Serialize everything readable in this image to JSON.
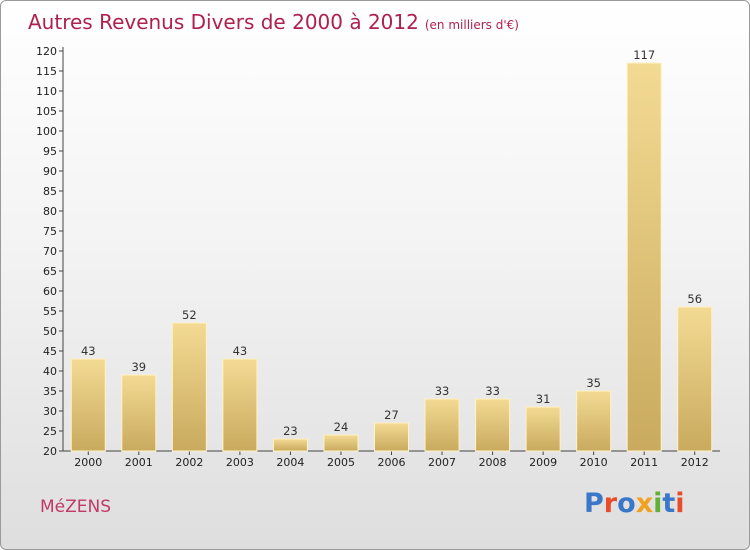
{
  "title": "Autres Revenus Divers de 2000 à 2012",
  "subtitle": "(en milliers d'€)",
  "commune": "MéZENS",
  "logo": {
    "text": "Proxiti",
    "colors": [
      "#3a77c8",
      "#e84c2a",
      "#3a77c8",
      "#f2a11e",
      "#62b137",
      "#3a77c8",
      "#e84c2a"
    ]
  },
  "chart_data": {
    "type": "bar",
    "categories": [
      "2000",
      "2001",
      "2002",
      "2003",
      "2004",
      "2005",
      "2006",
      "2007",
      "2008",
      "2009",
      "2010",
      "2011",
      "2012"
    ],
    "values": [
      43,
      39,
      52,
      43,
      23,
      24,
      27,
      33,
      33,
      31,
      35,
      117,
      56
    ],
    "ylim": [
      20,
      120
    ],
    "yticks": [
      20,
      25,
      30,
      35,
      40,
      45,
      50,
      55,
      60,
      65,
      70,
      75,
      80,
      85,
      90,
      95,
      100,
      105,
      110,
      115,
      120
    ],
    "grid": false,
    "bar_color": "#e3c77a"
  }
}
• • • • • • •
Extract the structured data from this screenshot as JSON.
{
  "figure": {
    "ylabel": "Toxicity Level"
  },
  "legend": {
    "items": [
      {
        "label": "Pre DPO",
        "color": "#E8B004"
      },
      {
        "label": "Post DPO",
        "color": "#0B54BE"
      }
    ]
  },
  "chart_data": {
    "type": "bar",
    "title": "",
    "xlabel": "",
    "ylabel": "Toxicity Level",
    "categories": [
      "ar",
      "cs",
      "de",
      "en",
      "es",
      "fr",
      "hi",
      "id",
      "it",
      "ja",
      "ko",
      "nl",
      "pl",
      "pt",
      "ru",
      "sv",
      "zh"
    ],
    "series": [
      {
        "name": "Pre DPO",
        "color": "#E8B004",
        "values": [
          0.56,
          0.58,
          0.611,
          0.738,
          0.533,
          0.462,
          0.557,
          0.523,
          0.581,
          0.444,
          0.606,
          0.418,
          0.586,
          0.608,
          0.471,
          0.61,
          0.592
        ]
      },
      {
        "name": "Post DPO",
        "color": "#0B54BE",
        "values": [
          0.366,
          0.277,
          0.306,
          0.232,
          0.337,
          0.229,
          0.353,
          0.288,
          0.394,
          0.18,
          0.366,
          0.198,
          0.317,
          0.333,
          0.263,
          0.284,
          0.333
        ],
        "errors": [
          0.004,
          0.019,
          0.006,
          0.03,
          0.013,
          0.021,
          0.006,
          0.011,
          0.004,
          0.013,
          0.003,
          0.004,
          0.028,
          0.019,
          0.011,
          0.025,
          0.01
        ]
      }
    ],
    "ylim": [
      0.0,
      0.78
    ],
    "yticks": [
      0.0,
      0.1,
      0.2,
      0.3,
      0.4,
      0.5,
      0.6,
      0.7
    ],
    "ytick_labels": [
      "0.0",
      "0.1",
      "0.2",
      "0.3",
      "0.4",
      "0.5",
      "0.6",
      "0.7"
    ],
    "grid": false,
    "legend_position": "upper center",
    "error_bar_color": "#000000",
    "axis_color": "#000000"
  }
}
• • • • • • •
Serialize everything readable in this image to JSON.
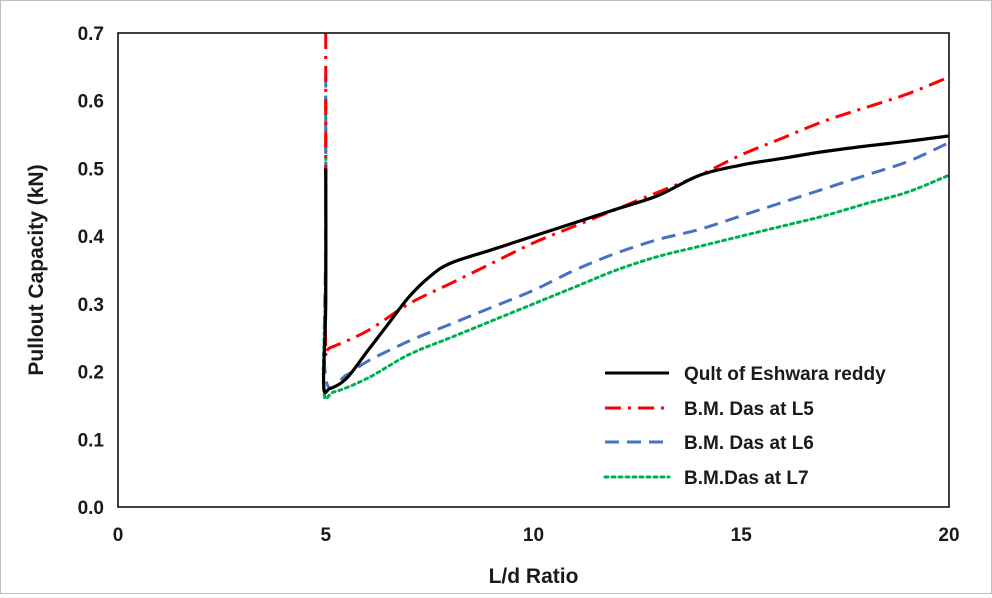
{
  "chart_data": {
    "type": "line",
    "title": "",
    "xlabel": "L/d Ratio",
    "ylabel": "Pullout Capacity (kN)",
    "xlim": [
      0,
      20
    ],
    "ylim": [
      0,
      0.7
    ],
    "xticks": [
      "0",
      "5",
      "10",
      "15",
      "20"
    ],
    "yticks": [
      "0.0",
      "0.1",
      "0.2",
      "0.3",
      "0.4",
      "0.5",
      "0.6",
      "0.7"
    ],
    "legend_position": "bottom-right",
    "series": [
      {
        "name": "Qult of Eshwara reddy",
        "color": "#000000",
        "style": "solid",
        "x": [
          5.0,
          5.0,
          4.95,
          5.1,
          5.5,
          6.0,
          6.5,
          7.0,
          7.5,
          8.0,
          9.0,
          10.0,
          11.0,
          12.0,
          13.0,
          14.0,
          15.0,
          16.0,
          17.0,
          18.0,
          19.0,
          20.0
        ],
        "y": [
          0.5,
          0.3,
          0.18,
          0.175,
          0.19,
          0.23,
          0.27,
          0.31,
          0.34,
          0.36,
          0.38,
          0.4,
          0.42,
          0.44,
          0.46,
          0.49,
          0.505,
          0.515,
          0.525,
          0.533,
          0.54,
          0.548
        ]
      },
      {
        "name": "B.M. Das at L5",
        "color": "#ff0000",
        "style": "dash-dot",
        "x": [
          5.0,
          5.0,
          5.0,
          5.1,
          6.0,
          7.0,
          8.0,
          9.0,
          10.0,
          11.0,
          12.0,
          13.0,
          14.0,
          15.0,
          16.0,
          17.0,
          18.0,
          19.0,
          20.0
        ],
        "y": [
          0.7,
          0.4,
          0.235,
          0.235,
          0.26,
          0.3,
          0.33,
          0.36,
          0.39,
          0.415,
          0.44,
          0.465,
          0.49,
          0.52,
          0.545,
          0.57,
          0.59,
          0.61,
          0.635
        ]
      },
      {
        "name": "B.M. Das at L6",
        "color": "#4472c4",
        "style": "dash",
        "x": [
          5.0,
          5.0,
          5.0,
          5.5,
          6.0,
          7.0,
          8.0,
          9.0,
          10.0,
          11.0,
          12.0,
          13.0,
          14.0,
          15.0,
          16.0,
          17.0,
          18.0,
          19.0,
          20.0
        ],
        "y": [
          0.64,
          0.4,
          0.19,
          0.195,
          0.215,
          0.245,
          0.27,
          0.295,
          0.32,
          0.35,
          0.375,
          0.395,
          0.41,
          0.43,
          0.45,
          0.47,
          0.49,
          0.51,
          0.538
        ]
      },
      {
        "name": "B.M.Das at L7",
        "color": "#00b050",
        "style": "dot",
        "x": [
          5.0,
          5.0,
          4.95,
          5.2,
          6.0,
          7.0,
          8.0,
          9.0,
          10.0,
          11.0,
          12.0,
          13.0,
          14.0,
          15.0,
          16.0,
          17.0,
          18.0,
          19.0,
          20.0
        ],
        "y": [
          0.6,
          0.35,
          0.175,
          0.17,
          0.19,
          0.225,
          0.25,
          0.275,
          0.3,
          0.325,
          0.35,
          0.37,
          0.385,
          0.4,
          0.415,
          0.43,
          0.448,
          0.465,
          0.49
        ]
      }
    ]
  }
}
• • • • • • •
In the records above, find each line with the word "ylabel" and copy it.

● SOLVED EXERCISE
    "ylabel": "Toxicity Level"
    "ylabel": "Toxicity Level",
    "ylabel": "Pullout Capacity (kN)",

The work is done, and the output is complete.